You’re likely sitting at home. Just like millions of others. Not to be confused with laziness, you are selflessly fulfilling your duty to country, family and neighbor alike by social distancing.
As a physician on the front lines, I thank you for this act of caring. But if my news feed is any barometer, I also suspect that boredom is setting in. Likewise based on my inbox, many of you are longing for another way to help fight this epidemic. Again, I thank you, and I am here to tell you about a second boring, but important, way you can help. Now is the time to write your advance directive if you don’t already have one.
In my first rotation of medical school, a wise family doctor taught me an important axiom: “the least effective medicine is the one the patient does not take.” To this day, I try to remember this sage advice each time I’m in clinic, and I’ve since learned countless similar truisms. Now a resident caring for patients infected with COVID-19, I can foresee a close cousin to that adage I learned back during my first days of medical school about to be born: “the worst allocation of a ventilator, is to a patient who wishes not to be ventilated.”
This may seem like a situation that would never occur. And it shouldn’t. But the trouble is, these decisions, by definition, happen when you are critically ill; therefore, at the moment they arise you are generally not fit to make them. This inherent difficulty has been only amplified amid this epidemic. We have found that the respiratory status of patients with COVID-19 can deteriorate rapidly, reducing the time we have to discuss and decide with our patients.
Additionally, with strict visitor restrictions in place, communication with family members must all happen electronically. All this while strain on physicians is at an all-time high. Soon another, and the most feared, difficulty may be thrust upon us by this virus — using a ventilator on this patient may mean there isn’t one left for the next. In such moments, when we are forced to resuscitate a patient and no one can tell us their wishes, we have one hope before reverting to the standard assumption of doing everything — the advance directive.
Advance directives vary in their appearance and complexity, but in essence they help answer two key questions — who do you want to make decisions when you can’t, and if critically ill what level of life support, such as ventilators, CPR, and feeding tubes, do you desire. Beyond just clinical guidance, they reassure the care team’s souls that when we must initiate invasive and often painful interventions that we are doing what you want. Similarly, for family and friends, they are invaluable in both guiding the difficult choices that predictably arise during critical illness, and assuaging the grief which inevitably accompanies such life and death decisions. Last, and most important, they ensure you get care which is in concordance with your wishes.
Unfortunately, there is a key problem with advance directives — most people don’t fill them out. Survey data estimate only about one-third of Americans have filled out an advance directive. Reasons vary for these low completion rates, but there are three that are often cited:
- People don’t know the documents exist.
- The complexity of the documents.
- Our aversion to discussing our mortality.
If you’re reading this, the first excuse is gone. Regarding the complicated documents, there are websites with free and simple forms paired with helpful tutorial videos. If the documents remain unclear after using these resources, your primary care doctor can help guide these discussions, now via telemedicine. Lastly, it is key to know these are not documents only for the aged and dying (although they are even more important for these populations). I’m 28 years old and healthy, and I recently updated mine.
With unparalleled volumes filling our nation’s intensive care units, never has it been more important, or more helpful, to complete an advance directive. And (for many of you), you have never had more time to do so. So, I write to ask for you to take a moment, pause the Netflix, stop your scrolling and delay the stress-baking to fill one out. Your doctors, your loved ones and you will appreciate it, in advance.

#### [DATA SHOWN]
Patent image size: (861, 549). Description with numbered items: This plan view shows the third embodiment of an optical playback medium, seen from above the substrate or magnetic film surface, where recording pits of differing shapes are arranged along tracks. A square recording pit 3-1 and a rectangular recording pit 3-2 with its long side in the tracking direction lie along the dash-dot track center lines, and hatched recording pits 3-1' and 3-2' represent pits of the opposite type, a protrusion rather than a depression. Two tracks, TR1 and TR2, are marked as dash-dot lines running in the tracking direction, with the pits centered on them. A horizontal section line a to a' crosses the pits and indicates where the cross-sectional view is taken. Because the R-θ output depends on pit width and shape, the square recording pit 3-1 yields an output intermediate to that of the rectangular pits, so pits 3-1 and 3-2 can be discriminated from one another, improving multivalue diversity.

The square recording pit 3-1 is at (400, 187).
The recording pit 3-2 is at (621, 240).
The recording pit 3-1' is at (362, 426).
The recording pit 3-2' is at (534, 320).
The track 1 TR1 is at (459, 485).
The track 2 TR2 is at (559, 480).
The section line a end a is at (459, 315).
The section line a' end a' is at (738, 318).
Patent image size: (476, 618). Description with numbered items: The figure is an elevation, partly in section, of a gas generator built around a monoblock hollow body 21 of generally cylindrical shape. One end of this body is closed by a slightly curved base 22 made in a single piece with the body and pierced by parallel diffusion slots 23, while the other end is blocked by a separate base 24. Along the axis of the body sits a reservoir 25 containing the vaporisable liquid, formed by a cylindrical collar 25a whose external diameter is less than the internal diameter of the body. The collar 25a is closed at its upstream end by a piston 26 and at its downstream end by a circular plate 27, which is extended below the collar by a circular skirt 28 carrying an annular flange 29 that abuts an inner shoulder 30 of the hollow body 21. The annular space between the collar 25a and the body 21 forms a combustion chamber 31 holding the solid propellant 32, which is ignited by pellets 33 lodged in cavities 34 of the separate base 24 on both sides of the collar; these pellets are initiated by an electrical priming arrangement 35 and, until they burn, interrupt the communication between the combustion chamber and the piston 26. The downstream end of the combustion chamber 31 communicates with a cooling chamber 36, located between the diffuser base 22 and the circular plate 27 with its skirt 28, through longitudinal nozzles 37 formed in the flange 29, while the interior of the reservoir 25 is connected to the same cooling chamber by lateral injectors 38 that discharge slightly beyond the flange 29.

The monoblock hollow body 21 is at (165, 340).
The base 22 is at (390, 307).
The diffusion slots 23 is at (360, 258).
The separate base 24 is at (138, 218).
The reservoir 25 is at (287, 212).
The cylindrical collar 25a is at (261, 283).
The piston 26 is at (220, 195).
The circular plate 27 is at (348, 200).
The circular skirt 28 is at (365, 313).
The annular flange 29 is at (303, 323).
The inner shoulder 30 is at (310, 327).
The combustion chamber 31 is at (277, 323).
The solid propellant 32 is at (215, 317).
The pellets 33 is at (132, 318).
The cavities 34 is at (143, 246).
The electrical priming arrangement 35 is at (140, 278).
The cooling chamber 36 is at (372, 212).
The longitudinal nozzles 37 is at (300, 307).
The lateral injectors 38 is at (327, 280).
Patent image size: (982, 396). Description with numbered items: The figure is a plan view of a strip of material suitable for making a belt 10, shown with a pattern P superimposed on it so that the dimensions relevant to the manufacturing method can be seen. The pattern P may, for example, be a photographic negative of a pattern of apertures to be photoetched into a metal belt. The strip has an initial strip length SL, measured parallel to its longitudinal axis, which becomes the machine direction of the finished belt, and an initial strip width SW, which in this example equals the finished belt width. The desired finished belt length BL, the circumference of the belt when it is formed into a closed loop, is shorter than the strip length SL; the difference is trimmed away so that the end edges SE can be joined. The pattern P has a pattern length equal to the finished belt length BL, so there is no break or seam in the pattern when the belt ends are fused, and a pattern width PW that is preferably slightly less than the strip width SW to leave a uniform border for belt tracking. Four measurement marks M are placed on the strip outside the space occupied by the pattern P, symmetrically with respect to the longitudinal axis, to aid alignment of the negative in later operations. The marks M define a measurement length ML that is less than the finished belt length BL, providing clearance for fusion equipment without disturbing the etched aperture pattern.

#### [REQUIRED WORK]
A - What reasons does the essay on advance directives give as often cited for why so few people complete them?
B - Can you quote the advance directive essay word for word, between "- The complexity" and "recently updated mine.", inclusive?

#### [ANSWERS TO THIS EXERCISE]
A -
- People don't know the documents exist.
- The complexity of the documents.
- Our aversion to discussing our mortality.

B -
- The complexity of the documents.
- Our aversion to discussing our mortality.
If you’re reading this, the first excuse is gone. Regarding the complicated documents, there are websites with free and simple forms paired with helpful tutorial videos. If the documents remain unclear after using these resources, your primary care doctor can help guide these discussions, now via telemedicine. Lastly, it is key to know these are not documents only for the aged and dying (although they are even more important for these populations). I’m 28 years old and healthy, and I recently updated mine.